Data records
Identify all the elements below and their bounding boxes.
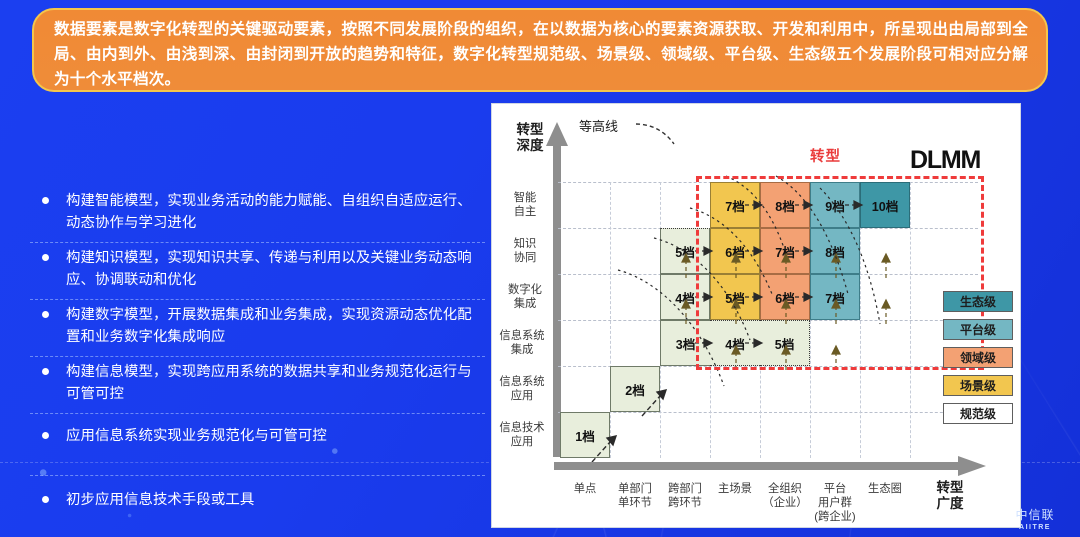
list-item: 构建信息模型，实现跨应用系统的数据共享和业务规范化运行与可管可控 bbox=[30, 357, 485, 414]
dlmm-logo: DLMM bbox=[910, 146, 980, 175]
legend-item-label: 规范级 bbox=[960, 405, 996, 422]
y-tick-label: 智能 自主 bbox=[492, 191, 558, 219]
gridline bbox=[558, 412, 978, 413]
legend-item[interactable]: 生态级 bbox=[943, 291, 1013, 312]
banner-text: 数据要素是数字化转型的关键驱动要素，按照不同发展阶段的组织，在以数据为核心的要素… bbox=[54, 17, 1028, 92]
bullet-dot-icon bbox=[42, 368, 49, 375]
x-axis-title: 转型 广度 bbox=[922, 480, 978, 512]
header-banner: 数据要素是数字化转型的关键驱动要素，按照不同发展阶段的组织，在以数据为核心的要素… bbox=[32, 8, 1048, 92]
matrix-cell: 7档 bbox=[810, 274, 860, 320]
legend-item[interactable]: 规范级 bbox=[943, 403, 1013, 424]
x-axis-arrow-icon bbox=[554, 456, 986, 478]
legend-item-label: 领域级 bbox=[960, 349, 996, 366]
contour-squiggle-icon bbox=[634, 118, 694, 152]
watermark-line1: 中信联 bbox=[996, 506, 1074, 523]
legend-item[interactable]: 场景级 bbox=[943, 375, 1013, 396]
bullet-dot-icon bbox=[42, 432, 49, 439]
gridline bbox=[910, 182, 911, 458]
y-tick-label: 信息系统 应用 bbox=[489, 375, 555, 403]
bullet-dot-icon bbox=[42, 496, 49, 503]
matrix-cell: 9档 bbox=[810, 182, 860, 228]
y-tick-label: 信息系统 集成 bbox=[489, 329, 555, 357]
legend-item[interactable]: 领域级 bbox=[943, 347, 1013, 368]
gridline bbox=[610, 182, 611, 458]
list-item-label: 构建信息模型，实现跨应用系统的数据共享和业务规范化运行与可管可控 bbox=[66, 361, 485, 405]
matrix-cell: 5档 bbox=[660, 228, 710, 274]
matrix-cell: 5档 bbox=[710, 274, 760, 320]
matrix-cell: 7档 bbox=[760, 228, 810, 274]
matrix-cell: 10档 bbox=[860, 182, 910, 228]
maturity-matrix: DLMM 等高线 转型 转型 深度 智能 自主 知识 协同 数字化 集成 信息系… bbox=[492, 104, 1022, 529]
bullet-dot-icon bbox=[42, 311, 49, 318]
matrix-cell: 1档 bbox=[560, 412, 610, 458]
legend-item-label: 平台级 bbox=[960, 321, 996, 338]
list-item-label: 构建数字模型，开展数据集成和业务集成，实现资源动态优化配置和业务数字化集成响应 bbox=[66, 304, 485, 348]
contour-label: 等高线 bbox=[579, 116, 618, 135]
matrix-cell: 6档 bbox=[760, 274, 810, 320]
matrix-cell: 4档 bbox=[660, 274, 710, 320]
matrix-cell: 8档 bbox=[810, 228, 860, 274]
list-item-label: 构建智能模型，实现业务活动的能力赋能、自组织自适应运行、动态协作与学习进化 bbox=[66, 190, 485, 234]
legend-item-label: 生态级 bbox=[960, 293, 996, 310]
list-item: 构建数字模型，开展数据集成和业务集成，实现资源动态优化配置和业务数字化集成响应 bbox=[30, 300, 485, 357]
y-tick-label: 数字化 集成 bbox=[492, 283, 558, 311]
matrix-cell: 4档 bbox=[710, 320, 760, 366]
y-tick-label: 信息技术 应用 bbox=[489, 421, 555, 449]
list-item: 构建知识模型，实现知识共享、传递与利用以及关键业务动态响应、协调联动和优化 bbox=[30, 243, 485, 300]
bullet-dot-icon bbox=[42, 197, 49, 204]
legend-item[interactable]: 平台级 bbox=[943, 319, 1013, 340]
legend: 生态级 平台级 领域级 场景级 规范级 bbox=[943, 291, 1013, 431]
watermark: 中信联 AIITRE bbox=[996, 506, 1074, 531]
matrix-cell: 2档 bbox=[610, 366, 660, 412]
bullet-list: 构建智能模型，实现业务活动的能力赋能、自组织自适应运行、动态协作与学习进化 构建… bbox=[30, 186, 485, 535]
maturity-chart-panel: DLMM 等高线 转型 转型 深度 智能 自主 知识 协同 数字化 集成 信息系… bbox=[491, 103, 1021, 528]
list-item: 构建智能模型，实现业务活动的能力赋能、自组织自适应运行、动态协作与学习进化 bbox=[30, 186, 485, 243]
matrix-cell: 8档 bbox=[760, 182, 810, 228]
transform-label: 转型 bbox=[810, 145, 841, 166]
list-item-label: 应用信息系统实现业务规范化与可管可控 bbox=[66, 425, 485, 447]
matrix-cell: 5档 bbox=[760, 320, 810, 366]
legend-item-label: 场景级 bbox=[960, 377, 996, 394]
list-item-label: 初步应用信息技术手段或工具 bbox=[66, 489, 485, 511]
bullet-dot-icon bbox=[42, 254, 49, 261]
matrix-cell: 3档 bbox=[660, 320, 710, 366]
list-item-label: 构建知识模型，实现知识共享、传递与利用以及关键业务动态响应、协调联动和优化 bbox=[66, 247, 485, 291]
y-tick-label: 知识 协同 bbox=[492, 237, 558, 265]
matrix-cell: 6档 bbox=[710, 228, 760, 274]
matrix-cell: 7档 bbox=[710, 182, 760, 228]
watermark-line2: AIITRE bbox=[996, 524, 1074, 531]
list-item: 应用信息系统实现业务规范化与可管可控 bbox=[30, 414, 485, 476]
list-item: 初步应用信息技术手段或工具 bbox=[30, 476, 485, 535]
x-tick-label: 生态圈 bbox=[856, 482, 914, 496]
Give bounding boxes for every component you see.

▶ _STATED PROBLEM_
Copy every line of the listing above word for word, but leave out the pictures.

▶ _SOLUTION FOR THIS TASK_
Identify all the elements below and their bounding boxes.
list-item: 构建信息模型，实现跨应用系统的数据共享和业务规范化运行与可管可控 bbox=[30, 357, 485, 414]
dlmm-logo: DLMM bbox=[910, 146, 980, 175]
legend-item-label: 规范级 bbox=[960, 405, 996, 422]
y-tick-label: 智能 自主 bbox=[492, 191, 558, 219]
gridline bbox=[558, 412, 978, 413]
legend-item[interactable]: 生态级 bbox=[943, 291, 1013, 312]
banner-text: 数据要素是数字化转型的关键驱动要素，按照不同发展阶段的组织，在以数据为核心的要素… bbox=[54, 17, 1028, 92]
bullet-dot-icon bbox=[42, 368, 49, 375]
x-axis-title: 转型 广度 bbox=[922, 480, 978, 512]
header-banner: 数据要素是数字化转型的关键驱动要素，按照不同发展阶段的组织，在以数据为核心的要素… bbox=[32, 8, 1048, 92]
matrix-cell: 7档 bbox=[810, 274, 860, 320]
legend-item[interactable]: 规范级 bbox=[943, 403, 1013, 424]
x-axis-arrow-icon bbox=[554, 456, 986, 478]
legend-item-label: 领域级 bbox=[960, 349, 996, 366]
contour-squiggle-icon bbox=[634, 118, 694, 152]
watermark-line1: 中信联 bbox=[996, 506, 1074, 523]
legend-item[interactable]: 场景级 bbox=[943, 375, 1013, 396]
bullet-dot-icon bbox=[42, 432, 49, 439]
gridline bbox=[910, 182, 911, 458]
y-tick-label: 信息系统 应用 bbox=[489, 375, 555, 403]
bullet-dot-icon bbox=[42, 496, 49, 503]
matrix-cell: 9档 bbox=[810, 182, 860, 228]
y-tick-label: 信息系统 集成 bbox=[489, 329, 555, 357]
legend-item[interactable]: 领域级 bbox=[943, 347, 1013, 368]
gridline bbox=[610, 182, 611, 458]
list-item-label: 构建信息模型，实现跨应用系统的数据共享和业务规范化运行与可管可控 bbox=[66, 361, 485, 405]
matrix-cell: 5档 bbox=[660, 228, 710, 274]
matrix-cell: 5档 bbox=[710, 274, 760, 320]
matrix-cell: 7档 bbox=[760, 228, 810, 274]
matrix-cell: 10档 bbox=[860, 182, 910, 228]
maturity-matrix: DLMM 等高线 转型 转型 深度 智能 自主 知识 协同 数字化 集成 信息系… bbox=[492, 104, 1022, 529]
bullet-dot-icon bbox=[42, 311, 49, 318]
matrix-cell: 1档 bbox=[560, 412, 610, 458]
legend-item-label: 平台级 bbox=[960, 321, 996, 338]
list-item-label: 构建数字模型，开展数据集成和业务集成，实现资源动态优化配置和业务数字化集成响应 bbox=[66, 304, 485, 348]
contour-label: 等高线 bbox=[579, 116, 618, 135]
matrix-cell: 6档 bbox=[760, 274, 810, 320]
matrix-cell: 4档 bbox=[660, 274, 710, 320]
matrix-cell: 8档 bbox=[810, 228, 860, 274]
list-item-label: 构建智能模型，实现业务活动的能力赋能、自组织自适应运行、动态协作与学习进化 bbox=[66, 190, 485, 234]
legend-item-label: 生态级 bbox=[960, 293, 996, 310]
list-item: 构建数字模型，开展数据集成和业务集成，实现资源动态优化配置和业务数字化集成响应 bbox=[30, 300, 485, 357]
y-tick-label: 数字化 集成 bbox=[492, 283, 558, 311]
matrix-cell: 4档 bbox=[710, 320, 760, 366]
y-tick-label: 信息技术 应用 bbox=[489, 421, 555, 449]
list-item: 构建知识模型，实现知识共享、传递与利用以及关键业务动态响应、协调联动和优化 bbox=[30, 243, 485, 300]
bullet-dot-icon bbox=[42, 197, 49, 204]
legend-item[interactable]: 平台级 bbox=[943, 319, 1013, 340]
legend: 生态级 平台级 领域级 场景级 规范级 bbox=[943, 291, 1013, 431]
watermark: 中信联 AIITRE bbox=[996, 506, 1074, 531]
matrix-cell: 2档 bbox=[610, 366, 660, 412]
bullet-list: 构建智能模型，实现业务活动的能力赋能、自组织自适应运行、动态协作与学习进化 构建… bbox=[30, 186, 485, 535]
maturity-chart-panel: DLMM 等高线 转型 转型 深度 智能 自主 知识 协同 数字化 集成 信息系… bbox=[491, 103, 1021, 528]
list-item: 构建智能模型，实现业务活动的能力赋能、自组织自适应运行、动态协作与学习进化 bbox=[30, 186, 485, 243]
matrix-cell: 8档 bbox=[760, 182, 810, 228]
transform-label: 转型 bbox=[810, 145, 841, 166]
list-item-label: 应用信息系统实现业务规范化与可管可控 bbox=[66, 425, 485, 447]
matrix-cell: 5档 bbox=[760, 320, 810, 366]
legend-item-label: 场景级 bbox=[960, 377, 996, 394]
list-item-label: 初步应用信息技术手段或工具 bbox=[66, 489, 485, 511]
bullet-dot-icon bbox=[42, 254, 49, 261]
matrix-cell: 3档 bbox=[660, 320, 710, 366]
list-item-label: 构建知识模型，实现知识共享、传递与利用以及关键业务动态响应、协调联动和优化 bbox=[66, 247, 485, 291]
y-tick-label: 知识 协同 bbox=[492, 237, 558, 265]
matrix-cell: 6档 bbox=[710, 228, 760, 274]
matrix-cell: 7档 bbox=[710, 182, 760, 228]
watermark-line2: AIITRE bbox=[996, 524, 1074, 531]
list-item: 应用信息系统实现业务规范化与可管可控 bbox=[30, 414, 485, 476]
list-item: 初步应用信息技术手段或工具 bbox=[30, 476, 485, 535]
x-tick-label: 生态圈 bbox=[856, 482, 914, 496]
Give bounding boxes for every component you see.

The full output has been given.